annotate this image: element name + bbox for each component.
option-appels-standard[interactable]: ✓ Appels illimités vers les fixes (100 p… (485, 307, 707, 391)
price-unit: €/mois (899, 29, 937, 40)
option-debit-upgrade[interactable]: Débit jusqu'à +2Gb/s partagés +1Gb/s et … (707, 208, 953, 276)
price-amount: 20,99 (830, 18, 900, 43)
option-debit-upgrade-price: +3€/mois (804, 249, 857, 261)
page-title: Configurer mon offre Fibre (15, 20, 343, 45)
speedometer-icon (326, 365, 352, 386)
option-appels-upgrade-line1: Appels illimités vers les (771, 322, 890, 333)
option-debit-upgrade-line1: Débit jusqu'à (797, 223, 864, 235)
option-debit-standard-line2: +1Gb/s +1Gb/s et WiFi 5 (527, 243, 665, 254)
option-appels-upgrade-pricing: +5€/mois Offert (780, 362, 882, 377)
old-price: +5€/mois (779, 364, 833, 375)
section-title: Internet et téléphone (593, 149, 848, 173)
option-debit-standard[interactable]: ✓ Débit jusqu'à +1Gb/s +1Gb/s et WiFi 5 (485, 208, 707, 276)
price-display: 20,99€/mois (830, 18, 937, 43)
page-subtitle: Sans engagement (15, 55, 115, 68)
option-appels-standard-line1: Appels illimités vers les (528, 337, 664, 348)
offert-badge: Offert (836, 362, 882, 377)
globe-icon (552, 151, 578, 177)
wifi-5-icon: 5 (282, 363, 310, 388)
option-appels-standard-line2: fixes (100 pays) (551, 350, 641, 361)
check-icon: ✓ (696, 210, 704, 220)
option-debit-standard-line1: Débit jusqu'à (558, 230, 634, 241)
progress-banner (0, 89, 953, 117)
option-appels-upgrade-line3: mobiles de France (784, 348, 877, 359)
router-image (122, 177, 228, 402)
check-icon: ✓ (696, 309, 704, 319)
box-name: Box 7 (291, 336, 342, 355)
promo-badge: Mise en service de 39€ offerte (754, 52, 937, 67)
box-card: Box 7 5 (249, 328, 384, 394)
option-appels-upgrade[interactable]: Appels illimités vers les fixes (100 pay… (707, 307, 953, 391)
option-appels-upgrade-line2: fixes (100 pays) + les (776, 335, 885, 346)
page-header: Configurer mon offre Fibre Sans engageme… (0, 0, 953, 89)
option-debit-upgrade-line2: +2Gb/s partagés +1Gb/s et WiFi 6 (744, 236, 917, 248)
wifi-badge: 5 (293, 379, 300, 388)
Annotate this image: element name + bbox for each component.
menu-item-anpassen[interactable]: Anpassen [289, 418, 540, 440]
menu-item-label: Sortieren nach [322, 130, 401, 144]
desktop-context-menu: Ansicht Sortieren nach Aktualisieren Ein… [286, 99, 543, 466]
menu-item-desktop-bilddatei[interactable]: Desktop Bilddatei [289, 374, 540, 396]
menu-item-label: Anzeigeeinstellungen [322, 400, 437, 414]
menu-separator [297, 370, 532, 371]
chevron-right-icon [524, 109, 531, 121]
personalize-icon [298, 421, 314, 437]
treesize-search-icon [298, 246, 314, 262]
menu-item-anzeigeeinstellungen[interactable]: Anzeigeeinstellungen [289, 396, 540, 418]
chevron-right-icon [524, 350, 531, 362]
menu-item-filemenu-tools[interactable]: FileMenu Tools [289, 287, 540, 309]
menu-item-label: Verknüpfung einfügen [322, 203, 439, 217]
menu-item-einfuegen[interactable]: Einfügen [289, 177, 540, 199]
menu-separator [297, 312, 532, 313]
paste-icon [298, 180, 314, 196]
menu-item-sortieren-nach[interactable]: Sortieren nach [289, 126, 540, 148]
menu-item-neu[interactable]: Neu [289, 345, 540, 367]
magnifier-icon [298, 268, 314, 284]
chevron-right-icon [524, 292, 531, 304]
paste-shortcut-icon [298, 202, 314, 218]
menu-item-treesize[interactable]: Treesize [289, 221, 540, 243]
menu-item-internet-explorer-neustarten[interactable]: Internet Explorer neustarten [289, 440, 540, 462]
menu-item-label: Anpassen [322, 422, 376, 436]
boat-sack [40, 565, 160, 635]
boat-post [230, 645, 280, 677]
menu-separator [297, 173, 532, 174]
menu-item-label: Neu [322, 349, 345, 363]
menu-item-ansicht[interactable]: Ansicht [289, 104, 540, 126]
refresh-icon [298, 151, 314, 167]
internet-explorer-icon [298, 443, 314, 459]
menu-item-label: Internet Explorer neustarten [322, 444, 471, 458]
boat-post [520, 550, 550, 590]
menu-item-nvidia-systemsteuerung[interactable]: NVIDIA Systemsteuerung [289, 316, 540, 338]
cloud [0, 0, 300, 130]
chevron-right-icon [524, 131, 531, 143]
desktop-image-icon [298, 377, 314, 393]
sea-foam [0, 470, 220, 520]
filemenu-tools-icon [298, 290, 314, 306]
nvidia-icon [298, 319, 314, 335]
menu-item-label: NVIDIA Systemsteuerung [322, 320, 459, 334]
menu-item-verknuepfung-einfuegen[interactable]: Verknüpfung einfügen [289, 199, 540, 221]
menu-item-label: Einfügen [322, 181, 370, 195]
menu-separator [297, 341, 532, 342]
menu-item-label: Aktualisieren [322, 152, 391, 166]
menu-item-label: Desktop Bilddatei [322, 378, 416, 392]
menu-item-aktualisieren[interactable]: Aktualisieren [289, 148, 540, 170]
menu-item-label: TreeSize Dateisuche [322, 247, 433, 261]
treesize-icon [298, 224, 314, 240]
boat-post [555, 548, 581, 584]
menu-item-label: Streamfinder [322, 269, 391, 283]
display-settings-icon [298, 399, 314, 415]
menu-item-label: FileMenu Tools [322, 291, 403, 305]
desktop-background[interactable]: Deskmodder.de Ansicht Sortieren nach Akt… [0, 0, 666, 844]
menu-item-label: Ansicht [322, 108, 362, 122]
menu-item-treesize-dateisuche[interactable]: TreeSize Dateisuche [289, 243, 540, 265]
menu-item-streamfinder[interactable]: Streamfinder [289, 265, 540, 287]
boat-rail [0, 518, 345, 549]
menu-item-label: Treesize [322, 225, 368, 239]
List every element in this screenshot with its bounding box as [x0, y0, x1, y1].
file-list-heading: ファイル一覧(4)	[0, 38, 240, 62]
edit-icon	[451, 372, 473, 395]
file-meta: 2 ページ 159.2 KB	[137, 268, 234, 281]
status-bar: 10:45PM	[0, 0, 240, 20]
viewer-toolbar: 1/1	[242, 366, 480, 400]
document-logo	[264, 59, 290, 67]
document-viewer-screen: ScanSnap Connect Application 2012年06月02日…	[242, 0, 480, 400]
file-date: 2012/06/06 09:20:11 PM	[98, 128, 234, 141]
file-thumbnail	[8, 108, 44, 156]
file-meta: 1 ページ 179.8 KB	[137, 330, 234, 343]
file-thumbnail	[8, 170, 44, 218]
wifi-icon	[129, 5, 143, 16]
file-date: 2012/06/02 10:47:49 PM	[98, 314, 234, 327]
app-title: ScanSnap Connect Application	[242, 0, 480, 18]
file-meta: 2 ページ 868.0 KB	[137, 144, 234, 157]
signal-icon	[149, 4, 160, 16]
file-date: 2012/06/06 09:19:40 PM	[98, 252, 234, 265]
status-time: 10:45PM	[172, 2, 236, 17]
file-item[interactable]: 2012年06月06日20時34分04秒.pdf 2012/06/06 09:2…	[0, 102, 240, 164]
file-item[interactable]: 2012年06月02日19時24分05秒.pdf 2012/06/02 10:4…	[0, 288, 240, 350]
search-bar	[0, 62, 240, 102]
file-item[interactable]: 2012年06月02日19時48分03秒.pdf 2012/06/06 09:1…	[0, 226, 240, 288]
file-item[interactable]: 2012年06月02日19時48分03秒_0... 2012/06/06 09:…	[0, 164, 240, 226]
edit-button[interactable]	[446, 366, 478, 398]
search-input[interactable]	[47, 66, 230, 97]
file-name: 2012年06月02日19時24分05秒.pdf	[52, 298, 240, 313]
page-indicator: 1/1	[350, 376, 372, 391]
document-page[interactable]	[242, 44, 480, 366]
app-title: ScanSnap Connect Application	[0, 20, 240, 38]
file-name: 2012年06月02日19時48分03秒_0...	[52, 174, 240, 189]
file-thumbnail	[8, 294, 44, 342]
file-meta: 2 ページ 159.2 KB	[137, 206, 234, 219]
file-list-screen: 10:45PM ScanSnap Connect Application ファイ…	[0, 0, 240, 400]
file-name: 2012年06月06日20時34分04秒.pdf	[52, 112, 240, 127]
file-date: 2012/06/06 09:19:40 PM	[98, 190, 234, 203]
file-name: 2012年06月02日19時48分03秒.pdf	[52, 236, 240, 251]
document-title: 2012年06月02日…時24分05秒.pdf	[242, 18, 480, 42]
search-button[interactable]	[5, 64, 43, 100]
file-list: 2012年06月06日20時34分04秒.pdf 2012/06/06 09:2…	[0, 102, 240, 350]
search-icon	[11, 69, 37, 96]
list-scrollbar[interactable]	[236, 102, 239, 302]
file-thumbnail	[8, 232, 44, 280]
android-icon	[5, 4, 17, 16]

-.-.-

**SET EXERCISE**
Copy the entries from the start through the line containing "option-debit-upgrade-price: +3€/mois (804, 249, 857, 261)", keeping both of those lines.

**SOLUTION TO THE PROBLEM**
annotate this image: element name + bbox for each component.
option-appels-standard[interactable]: ✓ Appels illimités vers les fixes (100 p… (485, 307, 707, 391)
price-unit: €/mois (899, 29, 937, 40)
option-debit-upgrade[interactable]: Débit jusqu'à +2Gb/s partagés +1Gb/s et … (707, 208, 953, 276)
price-amount: 20,99 (830, 18, 900, 43)
option-debit-upgrade-price: +3€/mois (804, 249, 857, 261)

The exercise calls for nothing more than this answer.